▸ WORK TO BE COMPLETED: Identify the lines that contain the string "помещений", then copy each of them.
(begin)
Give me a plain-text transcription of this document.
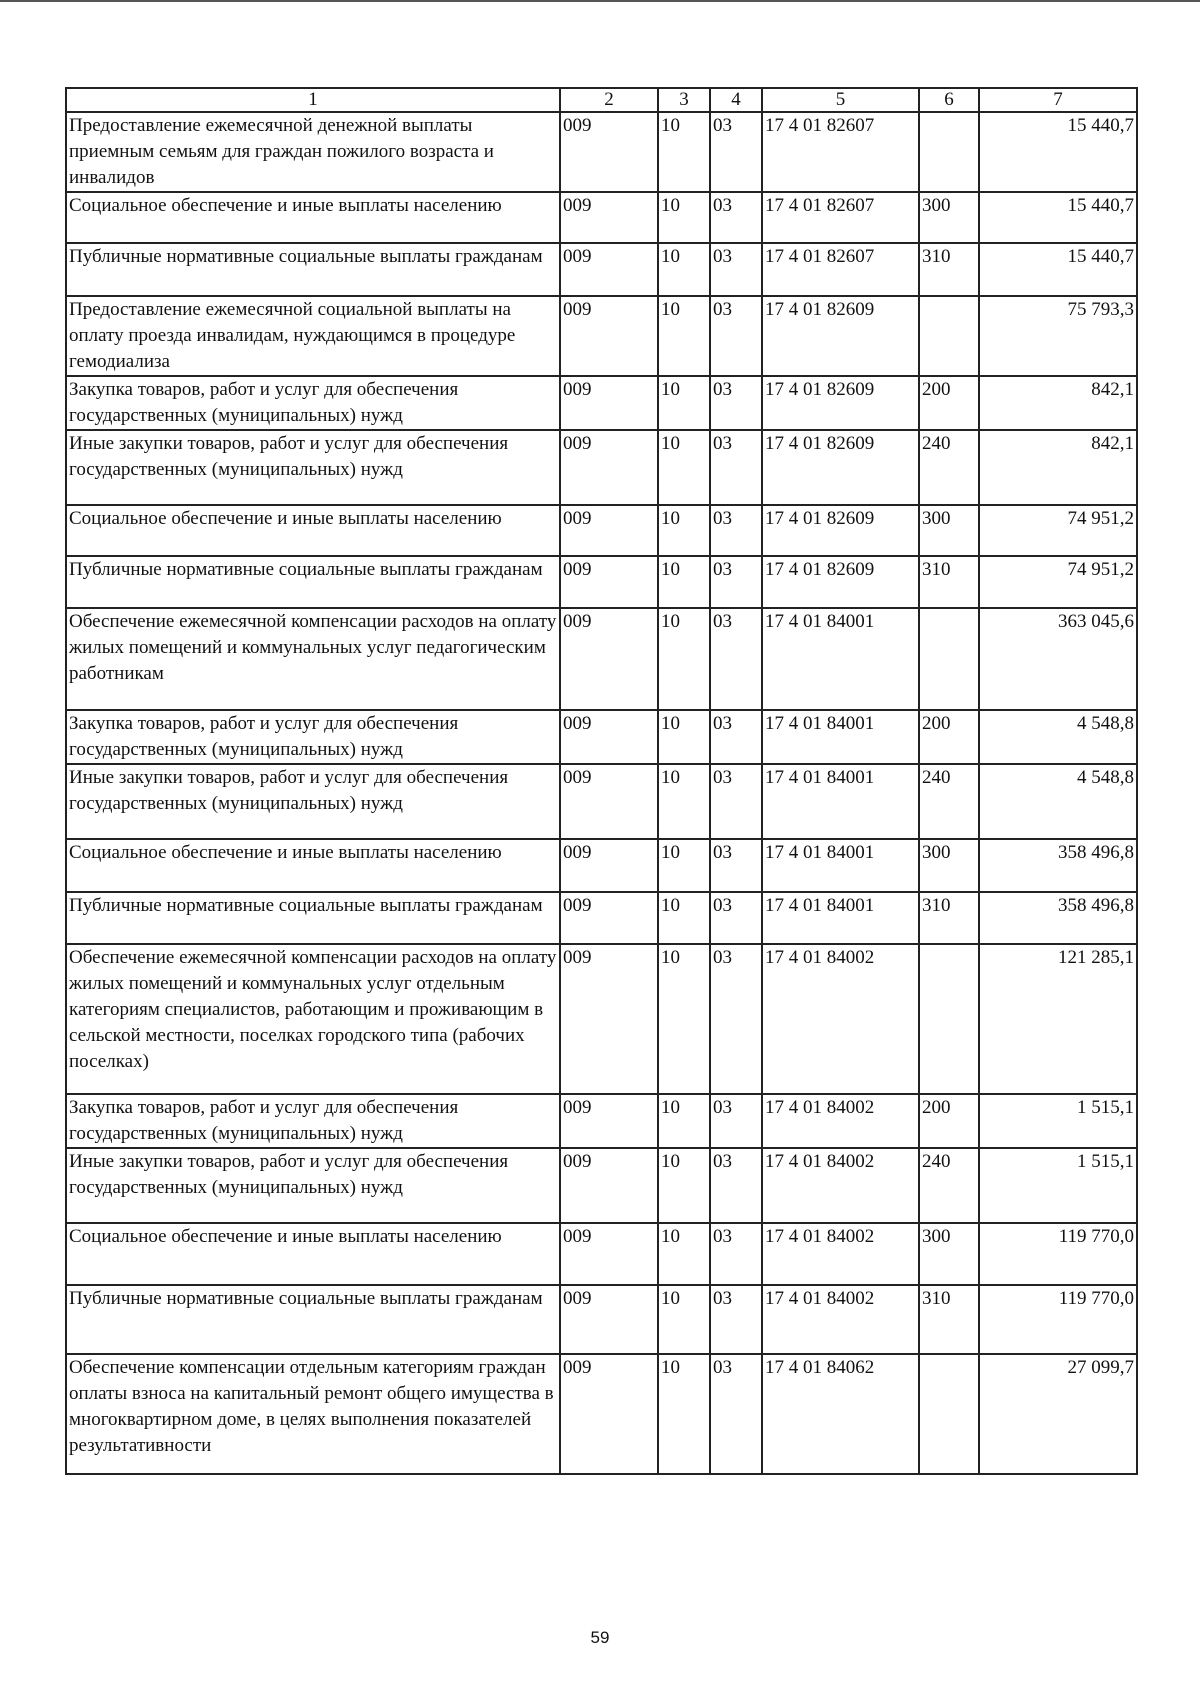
1	2	3	4	5	6	7
Предоставление ежемесячной денежной выплаты приемным семьям для граждан пожилого возраста и инвалидов	009	10	03	17 4 01 82607		15 440,7
Социальное обеспечение и иные выплаты населению	009	10	03	17 4 01 82607	300	15 440,7
Публичные нормативные социальные выплаты гражданам	009	10	03	17 4 01 82607	310	15 440,7
Предоставление ежемесячной социальной выплаты на оплату проезда инвалидам, нуждающимся в процедуре гемодиализа	009	10	03	17 4 01 82609		75 793,3
Закупка товаров, работ и услуг для обеспечения государственных (муниципальных) нужд	009	10	03	17 4 01 82609	200	842,1
Иные закупки товаров, работ и услуг для обеспечения государственных (муниципальных) нужд	009	10	03	17 4 01 82609	240	842,1
Социальное обеспечение и иные выплаты населению	009	10	03	17 4 01 82609	300	74 951,2
Публичные нормативные социальные выплаты гражданам	009	10	03	17 4 01 82609	310	74 951,2
Обеспечение ежемесячной компенсации расходов на оплату жилых помещений и коммунальных услуг педагогическим работникам	009	10	03	17 4 01 84001		363 045,6
Закупка товаров, работ и услуг для обеспечения государственных (муниципальных) нужд	009	10	03	17 4 01 84001	200	4 548,8
Иные закупки товаров, работ и услуг для обеспечения государственных (муниципальных) нужд	009	10	03	17 4 01 84001	240	4 548,8
Социальное обеспечение и иные выплаты населению	009	10	03	17 4 01 84001	300	358 496,8
Публичные нормативные социальные выплаты гражданам	009	10	03	17 4 01 84001	310	358 496,8
Обеспечение ежемесячной компенсации расходов на оплату жилых помещений и коммунальных услуг отдельным категориям специалистов, работающим и проживающим в сельской местности, поселках городского типа (рабочих поселках)	009	10	03	17 4 01 84002		121 285,1
Закупка товаров, работ и услуг для обеспечения государственных (муниципальных) нужд	009	10	03	17 4 01 84002	200	1 515,1
Иные закупки товаров, работ и услуг для обеспечения государственных (муниципальных) нужд	009	10	03	17 4 01 84002	240	1 515,1
Социальное обеспечение и иные выплаты населению	009	10	03	17 4 01 84002	300	119 770,0
Публичные нормативные социальные выплаты гражданам	009	10	03	17 4 01 84002	310	119 770,0
Обеспечение компенсации отдельным категориям граждан оплаты взноса на капитальный ремонт общего имущества в многоквартирном доме, в целях выполнения показателей результативности	009	10	03	17 4 01 84062		27 099,7
59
(end)
▸ PROBLEM SOLUTION:
Обеспечение ежемесячной компенсации расходов на оплату жилых помещений и коммунальных услуг педагогическим работникам	009	10	03	17 4 01 84001		363 045,6
Обеспечение ежемесячной компенсации расходов на оплату жилых помещений и коммунальных услуг отдельным категориям специалистов, работающим и проживающим в сельской местности, поселках городского типа (рабочих поселках)	009	10	03	17 4 01 84002		121 285,1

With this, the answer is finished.